--- start of Provided data ---

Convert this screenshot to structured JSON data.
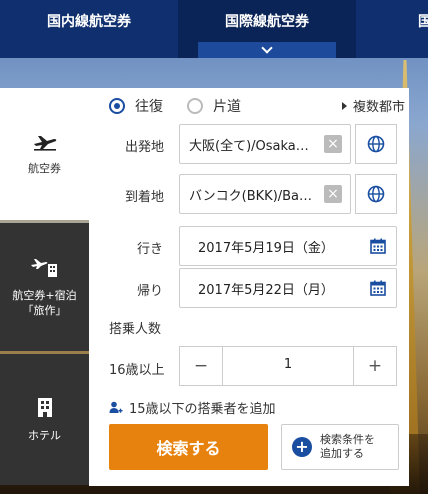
{
  "tabs": {
    "domestic": "国内線航空券",
    "international": "国際線航空券",
    "third_partial": "国"
  },
  "sidebar": {
    "items": [
      {
        "label": "航空券",
        "icon": "airplane-icon"
      },
      {
        "label": "航空券+宿泊「旅作」",
        "line1": "航空券+宿泊",
        "line2": "「旅作」",
        "icon": "plane-hotel-icon"
      },
      {
        "label": "ホテル",
        "icon": "hotel-icon"
      }
    ]
  },
  "trip_type": {
    "round_trip": "往復",
    "one_way": "片道",
    "multi_city": "複数都市",
    "selected": "round_trip"
  },
  "origin": {
    "label": "出発地",
    "value": "大阪(全て)/Osaka…"
  },
  "destination": {
    "label": "到着地",
    "value": "バンコク(BKK)/Ba…"
  },
  "outbound": {
    "label": "行き",
    "value": "2017年5月19日（金）"
  },
  "return": {
    "label": "帰り",
    "value": "2017年5月22日（月）"
  },
  "passengers": {
    "heading": "搭乗人数",
    "adult_label": "16歳以上",
    "adult_count": "1",
    "minus": "−",
    "plus": "+",
    "add_child": "15歳以下の搭乗者を追加"
  },
  "actions": {
    "search": "検索する",
    "add_conditions_line1": "検索条件を",
    "add_conditions_line2": "追加する"
  },
  "colors": {
    "navy": "#0f2f6e",
    "accent_blue": "#1a4ea1",
    "orange": "#e8820f",
    "sidebar_dark": "#333333"
  }
}
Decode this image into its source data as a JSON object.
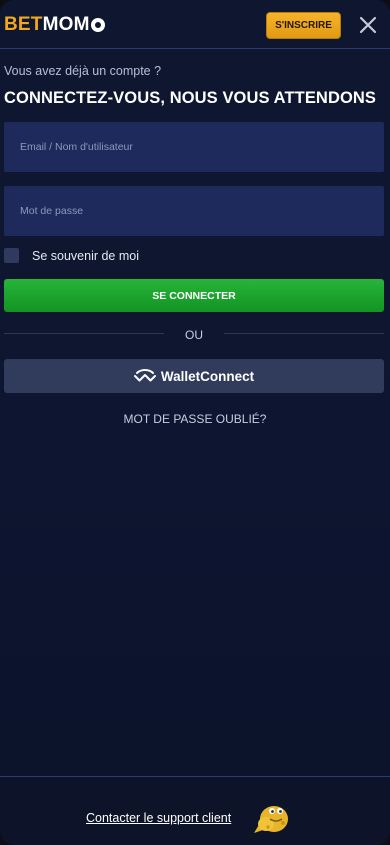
{
  "header": {
    "logo_bet": "BET",
    "logo_momo": "MOM",
    "signup_label": "S'INSCRIRE",
    "close_icon": "close-icon"
  },
  "login": {
    "subtitle": "Vous avez déjà un compte ?",
    "title": "CONNECTEZ-VOUS, NOUS VOUS ATTENDONS",
    "email_placeholder": "Email / Nom d'utilisateur",
    "password_placeholder": "Mot de passe",
    "remember_label": "Se souvenir de moi",
    "submit_label": "SE CONNECTER",
    "divider_label": "OU",
    "walletconnect_label": "WalletConnect",
    "forgot_label": "MOT DE PASSE OUBLIÉ?"
  },
  "footer": {
    "support_label": "Contacter le support client",
    "mascot_icon": "chat-mascot-icon"
  },
  "colors": {
    "accent_gold": "#f2a81d",
    "primary_green": "#1fa52e",
    "background": "#0f1730",
    "field": "#1d2a5b"
  }
}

--- end of Provided data ---

**Direction**. Show the lines where the word "hotel" appears in the entries.

**Result for this task**.
        "icon": "plane-hotel-icon"
        "icon": "hotel-icon"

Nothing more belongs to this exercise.